**WHAT THE EXERCISE ASKS**
Gather up every line that includes the string "وجود".

**DATA TO USE**
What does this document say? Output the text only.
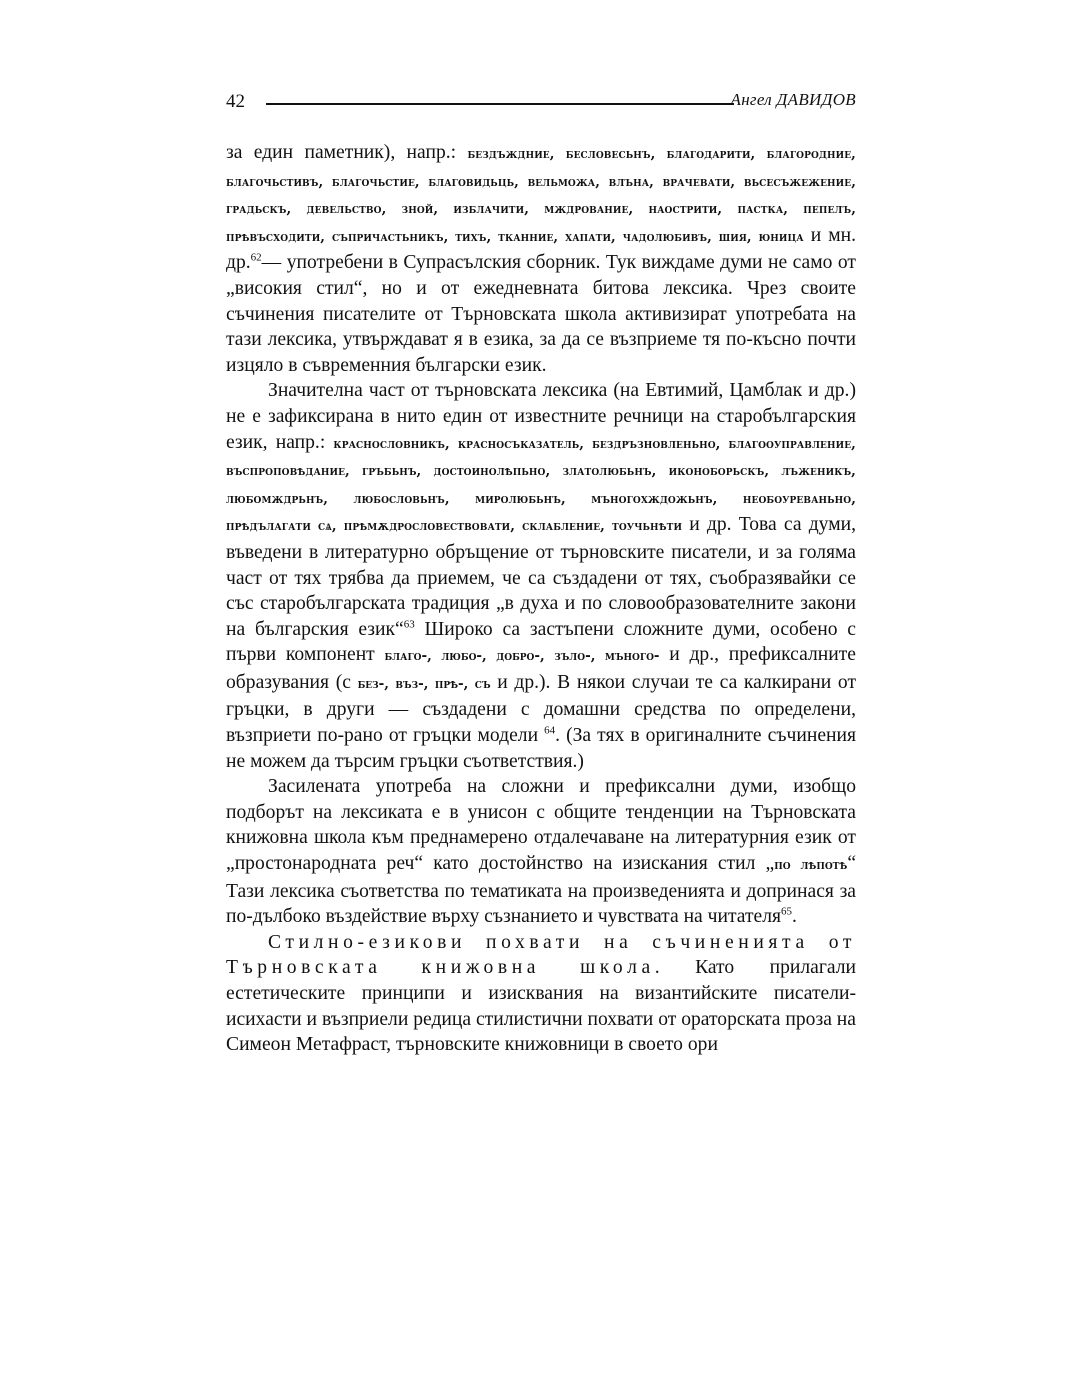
42	Ангел ДАВИДОВ

за един паметник), напр.: бездъждние, бесловесьнъ, благодарити, благородние, благочьстивъ, благочьстие, благовидьць, вельможа, влъна, врачевати, вьсесъжежение, градьскъ, девельство, зной, изблачити, мждрование, наострити, пастка, пепелъ, прѣвъсходити, съпричастьникъ, тихъ, тканние, хапати, чадолюбивъ, шия, юница и мн. др.$^{62}$— употребени в Супрасълския сборник. Тук виждаме думи не само от „високия стил“, но и от ежедневната битова лексика. Чрез своите съчинения писателите от Търновската школа активизират употребата на тази лексика, утвърждават я в езика, за да се възприеме тя по-късно почти изцяло в съвременния български език.

Значителна част от търновската лексика (на Евтимий, Цамблак и др.) не е зафиксирана в нито един от известните речници на старобългарския език, напр.: краснословникъ, красносъказатель, бездръзновленьно, благооуправление, въспроповѣдание, гръбьнъ, достоинолѣпьно, златолюбьнъ, иконоборьскъ, лъженикъ, любомждрьнъ, любословьнъ, миролюбьнъ, мъногохждожьнъ, необоуреваньно, прѣдълагати сѧ, прѣмѫдрословествовати, склабление, тоучьнѣти и др. Това са думи, въведени в литературно обръщение от търновските писатели, и за голяма част от тях трябва да приемем, че са създадени от тях, съобразявайки се със старобългарската традиция „в духа и по словообразователните закони на българския език“$^{63}$ Широко са застъпени сложните думи, особено с първи компонент благо-, любо-, добро-, зъло-, мъного- и др., префиксалните образувания (с без-, въз-, прѣ-, съ и др.). В някои случаи те са калкирани от гръцки, в други — създадени с домашни средства по определени, възприети по-рано от гръцки модели $^{64}$. (За тях в оригиналните съчинения не можем да търсим гръцки съответствия.)

Засилената употреба на сложни и префиксални думи, изобщо подборът на лексиката е в унисон с общите тенденции на Търновската книжовна школа към преднамерено отдалечаване на литературния език от „простонародната реч“ като достойнство на изискания стил „по лѣпотѣ“ Тази лексика съответства по тематиката на произведенията и допринася за по-дълбоко въздействие върху съзнанието и чувствата на читателя$^{65}$.

Стилно-езикови похвати на съчиненията от Търновската книжовна школа. Като прилагали естетическите принципи и изисквания на византийските писатели-исихасти и възприели редица стилистични похвати от ораторската проза на Симеон Метафраст, търновските книжовници в своето ори
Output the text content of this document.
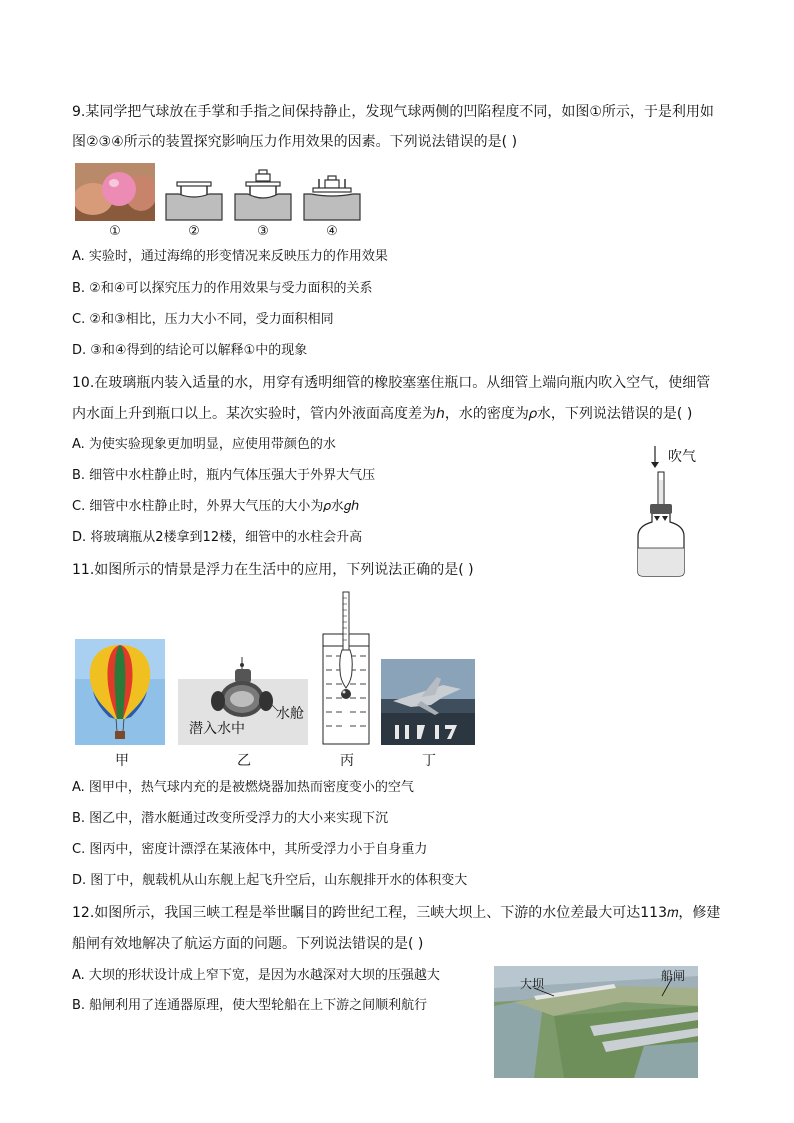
9.某同学把气球放在手掌和手指之间保持静止，发现气球两侧的凹陷程度不同，如图①所示，于是利用如
图②③④所示的装置探究影响压力作用效果的因素。下列说法错误的是( )
①	②	③	④
A. 实验时，通过海绵的形变情况来反映压力的作用效果
B. ②和④可以探究压力的作用效果与受力面积的关系
C. ②和③相比，压力大小不同，受力面积相同
D. ③和④得到的结论可以解释①中的现象
10.在玻璃瓶内装入适量的水，用穿有透明细管的橡胶塞塞住瓶口。从细管上端向瓶内吹入空气，使细管
内水面上升到瓶口以上。某次实验时，管内外液面高度差为ℎ，水的密度为𝜌水，下列说法错误的是( )
A. 为使实验现象更加明显，应使用带颜色的水
B. 细管中水柱静止时，瓶内气体压强大于外界大气压
C. 细管中水柱静止时，外界大气压的大小为𝜌水𝑔ℎ
D. 将玻璃瓶从2楼拿到12楼，细管中的水柱会升高
吹气
11.如图所示的情景是浮力在生活中的应用，下列说法正确的是( )
潜入水中
水舱
甲	乙	丙	丁
A. 图甲中，热气球内充的是被燃烧器加热而密度变小的空气
B. 图乙中，潜水艇通过改变所受浮力的大小来实现下沉
C. 图丙中，密度计漂浮在某液体中，其所受浮力小于自身重力
D. 图丁中，舰载机从山东舰上起飞升空后，山东舰排开水的体积变大
12.如图所示，我国三峡工程是举世瞩目的跨世纪工程，三峡大坝上、下游的水位差最大可达113𝑚，修建
船闸有效地解决了航运方面的问题。下列说法错误的是( )
A. 大坝的形状设计成上窄下宽，是因为水越深对大坝的压强越大
B. 船闸利用了连通器原理，使大型轮船在上下游之间顺利航行
大坝
船闸
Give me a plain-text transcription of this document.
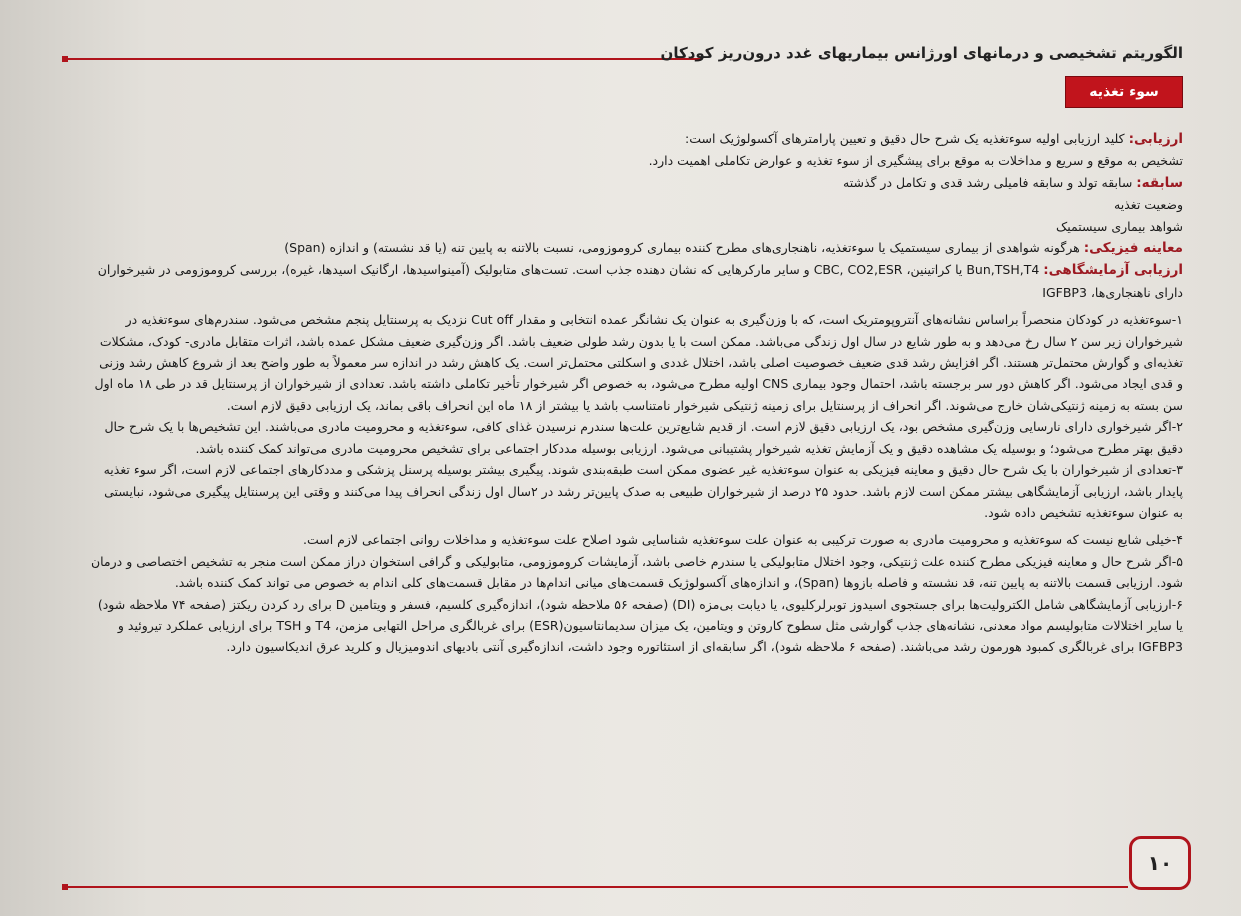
الگوریتم تشخیصی و درمانهای اورژانس بیماریهای غدد درون‌ریز کودکان
سوء تغذیه
ارزیابی: کلید ارزیابی اولیه سوءتغذیه یک شرح حال دقیق و تعیین پارامترهای آکسولوژیک است:
تشخیص به موقع و سریع و مداخلات به موقع برای پیشگیری از سوء تغذیه و عوارض تکاملی اهمیت دارد.
سابقه: سابقه تولد و سابقه فامیلی رشد قدی و تکامل در گذشته
وضعیت تغذیه
شواهد بیماری سیستمیک
معاینه فیزیکی: هرگونه شواهدی از بیماری سیستمیک یا سوءتغذیه، ناهنجاری‌های مطرح کننده بیماری کروموزومی، نسبت بالاتنه به پایین تنه (یا قد نشسته) و اندازه (Span)
ارزیابی آزمایشگاهی: Bun,TSH,T4 یا کراتینین، CBC, CO2,ESR و سایر مارکرهایی که نشان دهنده جذب است. تست‌های متابولیک (آمینواسیدها، ارگانیک اسیدها، غیره)، بررسی کروموزومی در شیرخواران
دارای ناهنجاری‌ها، IGFBP3
۱-سوءتغذیه در کودکان منحصراً براساس نشانه‌های آنتروپومتریک است، که با وزن‌گیری به عنوان یک نشانگر عمده انتخابی و مقدار Cut off نزدیک به پرسنتایل پنجم مشخص می‌شود. سندرم‌های سوءتغذیه در
شیرخواران زیر سن ۲ سال رخ می‌دهد و به طور شایع در سال اول زندگی می‌باشد. ممکن است با یا بدون رشد طولی ضعیف باشد. اگر وزن‌گیری ضعیف مشکل عمده باشد، اثرات متقابل مادری- کودک، مشکلات
تغذیه‌ای و گوارش محتمل‌تر هستند. اگر افزایش رشد قدی ضعیف خصوصیت اصلی باشد، اختلال غددی و اسکلتی محتمل‌تر است. یک کاهش رشد در اندازه سر معمولاً به طور واضح بعد از شروع کاهش رشد وزنی
و قدی ایجاد می‌شود. اگر کاهش دور سر برجسته باشد، احتمال وجود بیماری CNS اولیه مطرح می‌شود، به خصوص اگر شیرخوار تأخیر تکاملی داشته باشد. تعدادی از شیرخواران از پرسنتایل قد در طی ۱۸ ماه اول
سن بسته به زمینه ژنتیکی‌شان خارج می‌شوند. اگر انحراف از پرسنتایل برای زمینه ژنتیکی شیرخوار نامتناسب باشد یا بیشتر از ۱۸ ماه این انحراف باقی بماند، یک ارزیابی دقیق لازم است.
۲-اگر شیرخواری دارای نارسایی وزن‌گیری مشخص بود، یک ارزیابی دقیق لازم است. از قدیم شایع‌ترین علت‌ها سندرم نرسیدن غذای کافی، سوءتغذیه و محرومیت مادری می‌باشند. این تشخیص‌ها با یک شرح حال
دقیق بهتر مطرح می‌شود؛ و بوسیله یک مشاهده دقیق و یک آزمایش تغذیه شیرخوار پشتیبانی می‌شود. ارزیابی بوسیله مددکار اجتماعی برای تشخیص محرومیت مادری می‌تواند کمک کننده باشد.
۳-تعدادی از شیرخواران با یک شرح حال دقیق و معاینه فیزیکی به عنوان سوءتغذیه غیر عضوی ممکن است طبقه‌بندی شوند. پیگیری بیشتر بوسیله پرسنل پزشکی و مددکارهای اجتماعی لازم است، اگر سوء تغذیه
پایدار باشد، ارزیابی آزمایشگاهی بیشتر ممکن است لازم باشد. حدود ۲۵ درصد از شیرخواران طبیعی به صدک پایین‌تر رشد در ۲سال اول زندگی انحراف پیدا می‌کنند و وقتی این پرسنتایل پیگیری می‌شود، نبایستی
به عنوان سوءتغذیه تشخیص داده شود.
۴-خیلی شایع نیست که سوءتغذیه و محرومیت مادری به صورت ترکیبی به عنوان علت سوءتغذیه شناسایی شود اصلاح علت سوءتغذیه و مداخلات روانی اجتماعی لازم است.
۵-اگر شرح حال و معاینه فیزیکی مطرح کننده علت ژنتیکی، وجود اختلال متابولیکی یا سندرم خاصی باشد، آزمایشات کروموزومی، متابولیکی و گرافی استخوان دراز ممکن است منجر به تشخیص اختصاصی و درمان
شود. ارزیابی قسمت بالاتنه به پایین تنه، قد نشسته و فاصله بازوها (Span)، و اندازه‌های آکسولوژیک قسمت‌های میانی اندام‌ها در مقابل قسمت‌های کلی اندام به خصوص می تواند کمک کننده باشد.
۶-ارزیابی آزمایشگاهی شامل الکترولیت‌ها برای جستجوی اسیدوز توبرلرکلیوی، یا دیابت بی‌مزه (DI) (صفحه ۵۶ ملاحظه شود)، اندازه‌گیری کلسیم، فسفر و ویتامین D برای رد کردن ریکتز (صفحه ۷۴ ملاحظه شود)
یا سایر اختلالات متابولیسم مواد معدنی، نشانه‌های جذب گوارشی مثل سطوح کاروتن و ویتامین، یک میزان سدیمانتاسیون(ESR) برای غربالگری مراحل التهابی مزمن، T4 و TSH برای ارزیابی عملکرد تیروئید و
IGFBP3 برای غربالگری کمبود هورمون رشد می‌باشند. (صفحه ۶ ملاحظه شود)، اگر سابقه‌ای از استئاتوره وجود داشت، اندازه‌گیری آنتی بادیهای اندومیزیال و کلرید عرق اندیکاسیون دارد.
۱۰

**SOLUTION**
و قدی ایجاد می‌شود. اگر کاهش دور سر برجسته باشد، احتمال وجود بیماری CNS اولیه مطرح می‌شود، به خصوص اگر شیرخوار تأخیر تکاملی داشته باشد. تعدادی از شیرخواران از پرسنتایل قد در طی ۱۸ ماه اول
۵-اگر شرح حال و معاینه فیزیکی مطرح کننده علت ژنتیکی، وجود اختلال متابولیکی یا سندرم خاصی باشد، آزمایشات کروموزومی، متابولیکی و گرافی استخوان دراز ممکن است منجر به تشخیص اختصاصی و درمان
IGFBP3 برای غربالگری کمبود هورمون رشد می‌باشند. (صفحه ۶ ملاحظه شود)، اگر سابقه‌ای از استئاتوره وجود داشت، اندازه‌گیری آنتی بادیهای اندومیزیال و کلرید عرق اندیکاسیون دارد.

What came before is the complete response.